▶ [What is required] Summarize the first post in the PowerPC mainframe thread in two sentences.

▶ [Selected text]
++++++++
From: Anne & Lynn Wheeler <lynn@garlic.com>
Subject: Re: PowerPC Mainframe?
Newsgroups: bit.listserv.ibm-main,alt.folklore.computers
Date: Thu, 23 May 2002 23:36:34 GMT
gah@ugcs.caltech.edu (glen herrmannsfeldt) writes:
Is this because RISC architectures define not allowing self-modifying
code? Presumably some way to tell the processor to flush whatever
buffer exists, so that program loaders can be written.
harvard architectures didn't maintain consistency between I & D cache
... and the D-cache could be store-in, not even store-thru. So a
loader implementation required both operation to force altered D-cache to
storage and operation invalidating of any corresponding i-cache lines.
i think there was some post in comp.arch of somebody looking at 165
microcode and they got a 25 percent performance improvement by
separating code & data by 256 bytes (see nick's posting in "pipelining
in the past" in comp.arch on 16may ... a couple before your posts on
17may).
--
Anne & Lynn Wheeler | lynn@garlic.com - http://www.garlic.com/~lynn/
PowerPC Mainframe
Refed: **, - **, - **, - **, - **, - **, - **, - **, - **, - **
From: Anne & Lynn Wheeler <lynn@garlic.com>
Subject: Re: PowerPC Mainframe
Newsgroups: bit.listserv.ibm-main,alt.folklore.computers
Date: Fri, 24 May 2002 13:25:12 GMT
j.grout@COMPUTER.ORG (John R Grout) writes:
True... but, ever since the days of the 360 Model 91, hasn't
the POP also stated that self-modifying programs must protect
_themselves_ on processors that pre-fetch instructions and/or
cache instructions and data by executing a "serialization"
++++++++
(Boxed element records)
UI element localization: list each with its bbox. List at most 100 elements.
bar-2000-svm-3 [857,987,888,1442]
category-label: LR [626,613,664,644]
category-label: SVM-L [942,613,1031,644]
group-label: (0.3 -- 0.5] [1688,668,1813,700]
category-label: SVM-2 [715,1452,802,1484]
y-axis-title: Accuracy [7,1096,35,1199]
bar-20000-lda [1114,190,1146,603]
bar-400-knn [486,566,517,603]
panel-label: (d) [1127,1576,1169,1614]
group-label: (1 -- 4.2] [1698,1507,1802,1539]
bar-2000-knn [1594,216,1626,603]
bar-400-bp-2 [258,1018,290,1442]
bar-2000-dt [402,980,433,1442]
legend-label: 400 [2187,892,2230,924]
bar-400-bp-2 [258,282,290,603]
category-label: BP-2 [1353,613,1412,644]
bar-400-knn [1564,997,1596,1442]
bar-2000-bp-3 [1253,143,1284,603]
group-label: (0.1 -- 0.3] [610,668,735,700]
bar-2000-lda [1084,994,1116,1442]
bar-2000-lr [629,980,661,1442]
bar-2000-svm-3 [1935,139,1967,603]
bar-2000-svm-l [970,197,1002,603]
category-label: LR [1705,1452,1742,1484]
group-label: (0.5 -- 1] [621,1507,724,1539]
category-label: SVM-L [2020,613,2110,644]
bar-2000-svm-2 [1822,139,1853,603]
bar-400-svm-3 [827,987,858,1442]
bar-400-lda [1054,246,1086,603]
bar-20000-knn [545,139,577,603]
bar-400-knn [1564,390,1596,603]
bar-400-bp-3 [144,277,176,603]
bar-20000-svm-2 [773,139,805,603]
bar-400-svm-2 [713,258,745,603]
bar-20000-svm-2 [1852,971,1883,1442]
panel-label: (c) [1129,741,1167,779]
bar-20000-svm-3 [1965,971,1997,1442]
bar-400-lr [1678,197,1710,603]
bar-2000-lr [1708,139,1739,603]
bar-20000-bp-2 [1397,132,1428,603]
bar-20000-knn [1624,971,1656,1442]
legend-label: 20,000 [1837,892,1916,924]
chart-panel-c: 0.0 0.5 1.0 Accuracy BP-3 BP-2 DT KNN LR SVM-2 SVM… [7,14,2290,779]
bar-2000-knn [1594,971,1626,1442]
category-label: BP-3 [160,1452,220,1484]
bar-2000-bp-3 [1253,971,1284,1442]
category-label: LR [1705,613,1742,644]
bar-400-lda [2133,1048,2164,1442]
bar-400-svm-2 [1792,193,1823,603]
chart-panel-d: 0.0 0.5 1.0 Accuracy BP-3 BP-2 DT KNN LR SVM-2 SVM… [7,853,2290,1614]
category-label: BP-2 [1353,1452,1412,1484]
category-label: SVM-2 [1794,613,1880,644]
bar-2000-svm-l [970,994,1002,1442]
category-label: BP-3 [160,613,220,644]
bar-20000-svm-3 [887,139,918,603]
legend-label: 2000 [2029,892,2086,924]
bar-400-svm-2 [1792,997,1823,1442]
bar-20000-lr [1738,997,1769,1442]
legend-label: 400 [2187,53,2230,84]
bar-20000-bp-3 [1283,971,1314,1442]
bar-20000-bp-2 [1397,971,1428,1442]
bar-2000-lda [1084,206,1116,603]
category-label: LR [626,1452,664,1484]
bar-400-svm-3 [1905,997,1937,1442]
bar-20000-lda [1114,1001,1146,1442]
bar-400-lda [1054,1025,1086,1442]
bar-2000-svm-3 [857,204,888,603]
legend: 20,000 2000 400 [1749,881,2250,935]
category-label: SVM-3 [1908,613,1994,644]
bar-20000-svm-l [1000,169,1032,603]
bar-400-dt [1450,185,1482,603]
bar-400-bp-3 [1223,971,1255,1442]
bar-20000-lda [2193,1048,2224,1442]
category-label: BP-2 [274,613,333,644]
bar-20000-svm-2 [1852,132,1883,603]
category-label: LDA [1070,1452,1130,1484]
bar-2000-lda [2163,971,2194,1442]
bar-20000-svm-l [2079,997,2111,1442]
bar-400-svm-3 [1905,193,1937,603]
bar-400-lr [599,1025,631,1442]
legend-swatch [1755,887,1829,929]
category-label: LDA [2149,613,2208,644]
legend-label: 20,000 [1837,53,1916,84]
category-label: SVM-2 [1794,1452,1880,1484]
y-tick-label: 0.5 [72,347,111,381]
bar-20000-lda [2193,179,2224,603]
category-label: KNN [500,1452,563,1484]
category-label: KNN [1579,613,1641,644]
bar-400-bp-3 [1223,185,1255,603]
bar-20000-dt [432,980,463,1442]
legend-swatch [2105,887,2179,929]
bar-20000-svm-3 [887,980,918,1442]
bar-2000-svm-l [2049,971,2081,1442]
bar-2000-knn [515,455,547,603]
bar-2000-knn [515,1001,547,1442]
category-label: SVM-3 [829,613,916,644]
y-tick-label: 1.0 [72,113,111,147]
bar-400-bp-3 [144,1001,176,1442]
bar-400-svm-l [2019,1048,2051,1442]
++++++++
▶ [Answer for the task] Responding to a question about whether RISC architectures disallow self-modifying code, the post explains that Harvard architectures did not keep the instruction and data caches consistent and that the data cache could be store-in, so a loader needed one operation to force altered data-cache contents to storage and another to invalidate any corresponding instruction-cache lines. It also recalls a comp.arch post in which someone examining 165 microcode reportedly gained a 25 percent performance improvement by separating code and data by 256 bytes.